(Raw records)
--- begin ---

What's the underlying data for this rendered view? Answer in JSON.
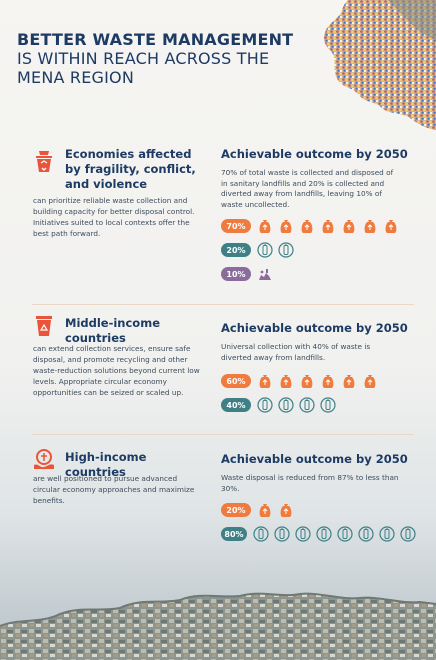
{
  "title": {
    "line1": "BETTER WASTE MANAGEMENT",
    "line2": "IS WITHIN REACH ACROSS THE",
    "line3": "MENA REGION"
  },
  "colors": {
    "orange": "#f07b3f",
    "teal": "#3f7f86",
    "purple": "#8a6d9c",
    "navy": "#1d3b63"
  },
  "sections": [
    {
      "icon": "waste-bin-icon",
      "category": "Economies affected by fragility, conflict, and violence",
      "description": "can prioritize reliable waste collection and building capacity for better disposal control. Initiatives suited to local contexts offer the best path forward.",
      "outcome_title": "Achievable outcome by 2050",
      "outcome_desc": "70% of total waste is collected and disposed of in sanitary landfills and 20% is collected and diverted away from landfills, leaving 10% of waste uncollected.",
      "stats": [
        {
          "label": "70%",
          "color": "orange",
          "icon": "waste-bag-icon",
          "count": 7
        },
        {
          "label": "20%",
          "color": "teal",
          "icon": "recycle-bottle-icon",
          "count": 2
        },
        {
          "label": "10%",
          "color": "purple",
          "icon": "uncollected-waste-icon",
          "count": 1
        }
      ]
    },
    {
      "icon": "recycle-bin-icon",
      "category": "Middle-income countries",
      "description": "can extend collection services, ensure safe disposal, and promote recycling and other waste-reduction solutions beyond current low levels. Appropriate circular economy opportunities can be seized or scaled up.",
      "outcome_title": "Achievable outcome by 2050",
      "outcome_desc": "Universal collection with 40% of waste is diverted away from landfills.",
      "stats": [
        {
          "label": "60%",
          "color": "orange",
          "icon": "waste-bag-icon",
          "count": 6
        },
        {
          "label": "40%",
          "color": "teal",
          "icon": "recycle-bottle-icon",
          "count": 4
        }
      ]
    },
    {
      "icon": "circular-economy-icon",
      "category": "High-income countries",
      "description": "are well positioned to pursue advanced circular economy approaches and maximize benefits.",
      "outcome_title": "Achievable outcome by 2050",
      "outcome_desc": "Waste disposal is reduced from 87% to less than 30%.",
      "stats": [
        {
          "label": "20%",
          "color": "orange",
          "icon": "waste-bag-icon",
          "count": 2
        },
        {
          "label": "80%",
          "color": "teal",
          "icon": "recycle-bottle-icon",
          "count": 8
        }
      ]
    }
  ]
}
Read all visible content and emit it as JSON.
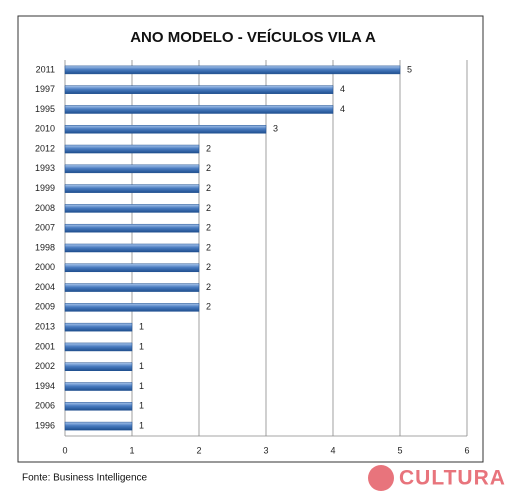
{
  "chart_data": {
    "type": "hbar",
    "title": "ANO MODELO - VEÍCULOS VILA A",
    "categories": [
      "2011",
      "1997",
      "1995",
      "2010",
      "2012",
      "1993",
      "1999",
      "2008",
      "2007",
      "1998",
      "2000",
      "2004",
      "2009",
      "2013",
      "2001",
      "2002",
      "1994",
      "2006",
      "1996"
    ],
    "values": [
      5,
      4,
      4,
      3,
      2,
      2,
      2,
      2,
      2,
      2,
      2,
      2,
      2,
      1,
      1,
      1,
      1,
      1,
      1
    ],
    "color": "#4a7cc0",
    "xlim": [
      0,
      6
    ],
    "xticks": [
      0,
      1,
      2,
      3,
      4,
      5,
      6
    ],
    "grid": true,
    "source": "Fonte: Business Intelligence",
    "logo": "CULTURA"
  }
}
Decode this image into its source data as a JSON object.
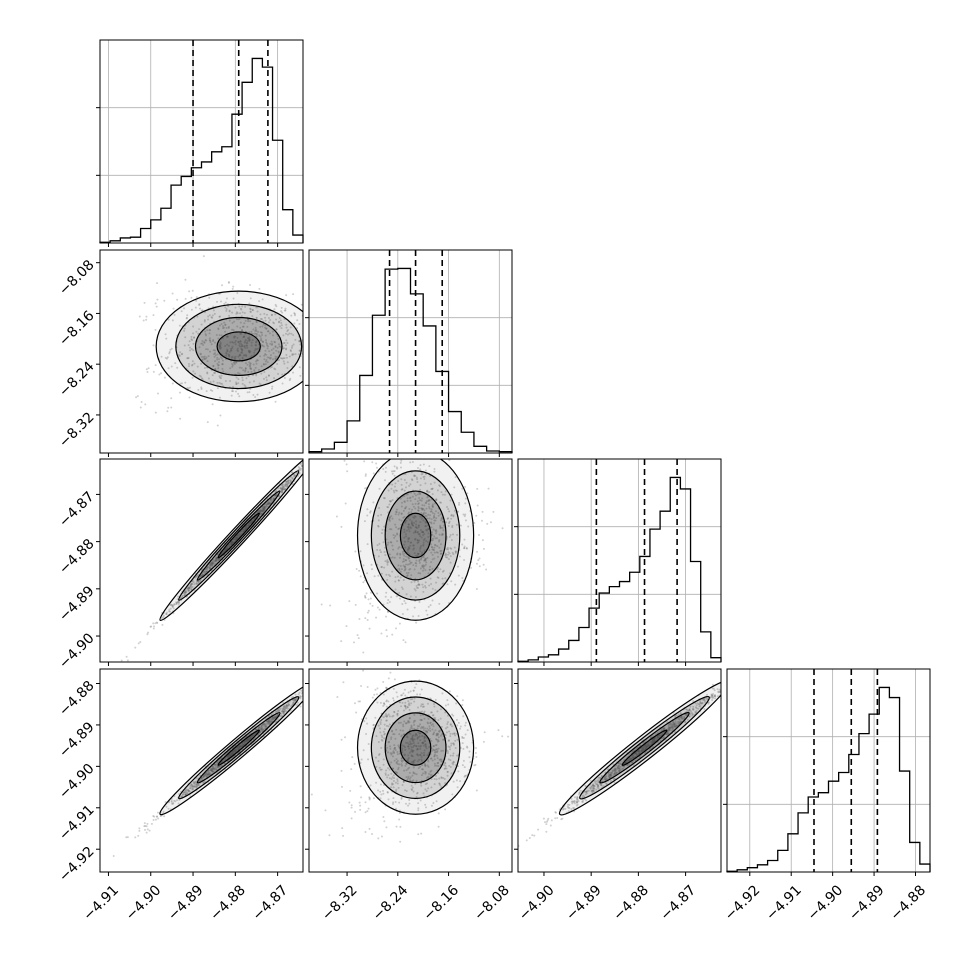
{
  "chart_data": {
    "type": "corner",
    "num_params": 4,
    "quantiles": [
      0.16,
      0.5,
      0.84
    ],
    "grid": true,
    "parameters": [
      {
        "range": [
          -4.912,
          -4.864
        ],
        "ticks": [
          -4.91,
          -4.9,
          -4.89,
          -4.88,
          -4.87
        ],
        "tick_labels": [
          "−4.91",
          "−4.90",
          "−4.89",
          "−4.88",
          "−4.87"
        ],
        "quantile_values": [
          -4.89,
          -4.8792,
          -4.8723
        ],
        "hist_counts": [
          1,
          3,
          7,
          8,
          20,
          32,
          48,
          80,
          92,
          104,
          112,
          126,
          133,
          178,
          222,
          255,
          243,
          142,
          46,
          11
        ]
      },
      {
        "range": [
          -8.38,
          -8.06
        ],
        "ticks": [
          -8.32,
          -8.24,
          -8.16,
          -8.08
        ],
        "tick_labels": [
          "−8.32",
          "−8.24",
          "−8.16",
          "−8.08"
        ],
        "quantile_values": [
          -8.253,
          -8.212,
          -8.17
        ],
        "hist_counts": [
          2,
          6,
          16,
          48,
          116,
          206,
          275,
          276,
          238,
          190,
          122,
          62,
          31,
          10,
          3,
          2
        ]
      },
      {
        "range": [
          -4.9055,
          -4.8625
        ],
        "ticks": [
          -4.9,
          -4.89,
          -4.88,
          -4.87
        ],
        "tick_labels": [
          "−4.90",
          "−4.89",
          "−4.88",
          "−4.87"
        ],
        "quantile_values": [
          -4.8889,
          -4.8787,
          -4.8718
        ],
        "hist_counts": [
          1,
          3,
          7,
          10,
          18,
          30,
          48,
          75,
          96,
          105,
          112,
          125,
          147,
          185,
          210,
          257,
          241,
          140,
          42,
          6
        ]
      },
      {
        "range": [
          -4.9255,
          -4.8765
        ],
        "ticks": [
          -4.92,
          -4.91,
          -4.9,
          -4.89,
          -4.88
        ],
        "tick_labels": [
          "−4.92",
          "−4.91",
          "−4.90",
          "−4.89",
          "−4.88"
        ],
        "quantile_values": [
          -4.9045,
          -4.8955,
          -4.8892
        ],
        "hist_counts": [
          1,
          3,
          6,
          10,
          16,
          30,
          53,
          82,
          104,
          110,
          126,
          138,
          163,
          192,
          219,
          256,
          242,
          140,
          41,
          11
        ]
      }
    ],
    "pairs": [
      {
        "row": 1,
        "col": 0,
        "x_param": 0,
        "y_param": 1,
        "rho": 0.0,
        "banana": 0.6
      },
      {
        "row": 2,
        "col": 0,
        "x_param": 0,
        "y_param": 2,
        "rho": 0.997,
        "banana": 0.0
      },
      {
        "row": 2,
        "col": 1,
        "x_param": 1,
        "y_param": 2,
        "rho": 0.0,
        "banana": 0.7
      },
      {
        "row": 3,
        "col": 0,
        "x_param": 0,
        "y_param": 3,
        "rho": 0.995,
        "banana": 0.0
      },
      {
        "row": 3,
        "col": 1,
        "x_param": 1,
        "y_param": 3,
        "rho": 0.0,
        "banana": 0.7
      },
      {
        "row": 3,
        "col": 2,
        "x_param": 2,
        "y_param": 3,
        "rho": 0.993,
        "banana": 0.0
      }
    ]
  }
}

--- end ---

### Task description
Drop the images and quote the entries word for word.

### Output below
What's the underlying data for this rendered view? Answer in JSON.
{
  "title": {
    "line1": "BETTER WASTE MANAGEMENT",
    "line2": "IS WITHIN REACH ACROSS THE",
    "line3": "MENA REGION"
  },
  "colors": {
    "orange": "#f07b3f",
    "teal": "#3f7f86",
    "purple": "#8a6d9c",
    "navy": "#1d3b63"
  },
  "sections": [
    {
      "icon": "waste-bin-icon",
      "category": "Economies affected by fragility, conflict, and violence",
      "description": "can prioritize reliable waste collection and building capacity for better disposal control. Initiatives suited to local contexts offer the best path forward.",
      "outcome_title": "Achievable outcome by 2050",
      "outcome_desc": "70% of total waste is collected and disposed of in sanitary landfills and 20% is collected and diverted away from landfills, leaving 10% of waste uncollected.",
      "stats": [
        {
          "label": "70%",
          "color": "orange",
          "icon": "waste-bag-icon",
          "count": 7
        },
        {
          "label": "20%",
          "color": "teal",
          "icon": "recycle-bottle-icon",
          "count": 2
        },
        {
          "label": "10%",
          "color": "purple",
          "icon": "uncollected-waste-icon",
          "count": 1
        }
      ]
    },
    {
      "icon": "recycle-bin-icon",
      "category": "Middle-income countries",
      "description": "can extend collection services, ensure safe disposal, and promote recycling and other waste-reduction solutions beyond current low levels. Appropriate circular economy opportunities can be seized or scaled up.",
      "outcome_title": "Achievable outcome by 2050",
      "outcome_desc": "Universal collection with 40% of waste is diverted away from landfills.",
      "stats": [
        {
          "label": "60%",
          "color": "orange",
          "icon": "waste-bag-icon",
          "count": 6
        },
        {
          "label": "40%",
          "color": "teal",
          "icon": "recycle-bottle-icon",
          "count": 4
        }
      ]
    },
    {
      "icon": "circular-economy-icon",
      "category": "High-income countries",
      "description": "are well positioned to pursue advanced circular economy approaches and maximize benefits.",
      "outcome_title": "Achievable outcome by 2050",
      "outcome_desc": "Waste disposal is reduced from 87% to less than 30%.",
      "stats": [
        {
          "label": "20%",
          "color": "orange",
          "icon": "waste-bag-icon",
          "count": 2
        },
        {
          "label": "80%",
          "color": "teal",
          "icon": "recycle-bottle-icon",
          "count": 8
        }
      ]
    }
  ]
}
Read all visible content and emit it as JSON.
{
  "chart_data": {
    "type": "hbar",
    "title": "ANO MODELO - VEÍCULOS VILA A",
    "categories": [
      "2011",
      "1997",
      "1995",
      "2010",
      "2012",
      "1993",
      "1999",
      "2008",
      "2007",
      "1998",
      "2000",
      "2004",
      "2009",
      "2013",
      "2001",
      "2002",
      "1994",
      "2006",
      "1996"
    ],
    "values": [
      5,
      4,
      4,
      3,
      2,
      2,
      2,
      2,
      2,
      2,
      2,
      2,
      2,
      1,
      1,
      1,
      1,
      1,
      1
    ],
    "color": "#4a7cc0",
    "xlim": [
      0,
      6
    ],
    "xticks": [
      0,
      1,
      2,
      3,
      4,
      5,
      6
    ],
    "grid": true,
    "source": "Fonte: Business Intelligence",
    "logo": "CULTURA"
  }
}
Decode this image into its source data as a JSON object.
{
  "chart_data": {
    "type": "corner",
    "num_params": 4,
    "quantiles": [
      0.16,
      0.5,
      0.84
    ],
    "grid": true,
    "parameters": [
      {
        "range": [
          -4.912,
          -4.864
        ],
        "ticks": [
          -4.91,
          -4.9,
          -4.89,
          -4.88,
          -4.87
        ],
        "tick_labels": [
          "−4.91",
          "−4.90",
          "−4.89",
          "−4.88",
          "−4.87"
        ],
        "quantile_values": [
          -4.89,
          -4.8792,
          -4.8723
        ],
        "hist_counts": [
          1,
          3,
          7,
          8,
          20,
          32,
          48,
          80,
          92,
          104,
          112,
          126,
          133,
          178,
          222,
          255,
          243,
          142,
          46,
          11
        ]
      },
      {
        "range": [
          -8.38,
          -8.06
        ],
        "ticks": [
          -8.32,
          -8.24,
          -8.16,
          -8.08
        ],
        "tick_labels": [
          "−8.32",
          "−8.24",
          "−8.16",
          "−8.08"
        ],
        "quantile_values": [
          -8.253,
          -8.212,
          -8.17
        ],
        "hist_counts": [
          2,
          6,
          16,
          48,
          116,
          206,
          275,
          276,
          238,
          190,
          122,
          62,
          31,
          10,
          3,
          2
        ]
      },
      {
        "range": [
          -4.9055,
          -4.8625
        ],
        "ticks": [
          -4.9,
          -4.89,
          -4.88,
          -4.87
        ],
        "tick_labels": [
          "−4.90",
          "−4.89",
          "−4.88",
          "−4.87"
        ],
        "quantile_values": [
          -4.8889,
          -4.8787,
          -4.8718
        ],
        "hist_counts": [
          1,
          3,
          7,
          10,
          18,
          30,
          48,
          75,
          96,
          105,
          112,
          125,
          147,
          185,
          210,
          257,
          241,
          140,
          42,
          6
        ]
      },
      {
        "range": [
          -4.9255,
          -4.8765
        ],
        "ticks": [
          -4.92,
          -4.91,
          -4.9,
          -4.89,
          -4.88
        ],
        "tick_labels": [
          "−4.92",
          "−4.91",
          "−4.90",
          "−4.89",
          "−4.88"
        ],
        "quantile_values": [
          -4.9045,
          -4.8955,
          -4.8892
        ],
        "hist_counts": [
          1,
          3,
          6,
          10,
          16,
          30,
          53,
          82,
          104,
          110,
          126,
          138,
          163,
          192,
          219,
          256,
          242,
          140,
          41,
          11
        ]
      }
    ],
    "pairs": [
      {
        "row": 1,
        "col": 0,
        "x_param": 0,
        "y_param": 1,
        "rho": 0.0,
        "banana": 0.6
      },
      {
        "row": 2,
        "col": 0,
        "x_param": 0,
        "y_param": 2,
        "rho": 0.997,
        "banana": 0.0
      },
      {
        "row": 2,
        "col": 1,
        "x_param": 1,
        "y_param": 2,
        "rho": 0.0,
        "banana": 0.7
      },
      {
        "row": 3,
        "col": 0,
        "x_param": 0,
        "y_param": 3,
        "rho": 0.995,
        "banana": 0.0
      },
      {
        "row": 3,
        "col": 1,
        "x_param": 1,
        "y_param": 3,
        "rho": 0.0,
        "banana": 0.7
      },
      {
        "row": 3,
        "col": 2,
        "x_param": 2,
        "y_param": 3,
        "rho": 0.993,
        "banana": 0.0
      }
    ]
  }
}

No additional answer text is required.